Data rows:
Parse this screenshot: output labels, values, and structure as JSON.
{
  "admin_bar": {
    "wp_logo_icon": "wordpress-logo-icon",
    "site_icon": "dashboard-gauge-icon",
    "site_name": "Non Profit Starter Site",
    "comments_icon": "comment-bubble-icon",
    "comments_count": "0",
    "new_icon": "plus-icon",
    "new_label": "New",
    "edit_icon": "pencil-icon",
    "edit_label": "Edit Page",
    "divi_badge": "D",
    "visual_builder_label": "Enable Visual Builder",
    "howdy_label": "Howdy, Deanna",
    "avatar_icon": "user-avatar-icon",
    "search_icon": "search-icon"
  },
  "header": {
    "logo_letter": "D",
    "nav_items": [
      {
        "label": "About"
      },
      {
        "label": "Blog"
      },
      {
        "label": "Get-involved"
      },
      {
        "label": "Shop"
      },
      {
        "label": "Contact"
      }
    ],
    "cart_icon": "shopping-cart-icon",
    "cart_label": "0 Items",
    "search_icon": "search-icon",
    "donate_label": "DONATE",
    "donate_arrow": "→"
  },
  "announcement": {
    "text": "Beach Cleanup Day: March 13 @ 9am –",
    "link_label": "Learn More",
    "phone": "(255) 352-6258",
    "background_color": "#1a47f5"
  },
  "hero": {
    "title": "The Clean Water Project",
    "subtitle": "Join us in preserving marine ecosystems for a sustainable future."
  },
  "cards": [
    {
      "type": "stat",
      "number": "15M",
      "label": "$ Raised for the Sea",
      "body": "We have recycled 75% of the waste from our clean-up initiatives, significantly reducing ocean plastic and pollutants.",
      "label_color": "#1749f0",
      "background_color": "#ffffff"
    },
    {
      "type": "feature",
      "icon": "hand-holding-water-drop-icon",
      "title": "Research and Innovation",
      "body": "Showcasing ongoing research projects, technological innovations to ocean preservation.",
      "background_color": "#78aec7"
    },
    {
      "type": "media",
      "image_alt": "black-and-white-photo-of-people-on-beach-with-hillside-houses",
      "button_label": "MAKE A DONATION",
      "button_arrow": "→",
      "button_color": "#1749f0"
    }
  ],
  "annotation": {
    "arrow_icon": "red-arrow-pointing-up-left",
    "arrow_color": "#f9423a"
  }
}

Exercise prompt:
Find the word "ocean" in the entries above and gather every line that holds it.

Result of the task:
      "body": "We have recycled 75% of the waste from our clean-up initiatives, significantly reducing ocean plastic and pollutants.",
      "body": "Showcasing ongoing research projects, technological innovations to ocean preservation.",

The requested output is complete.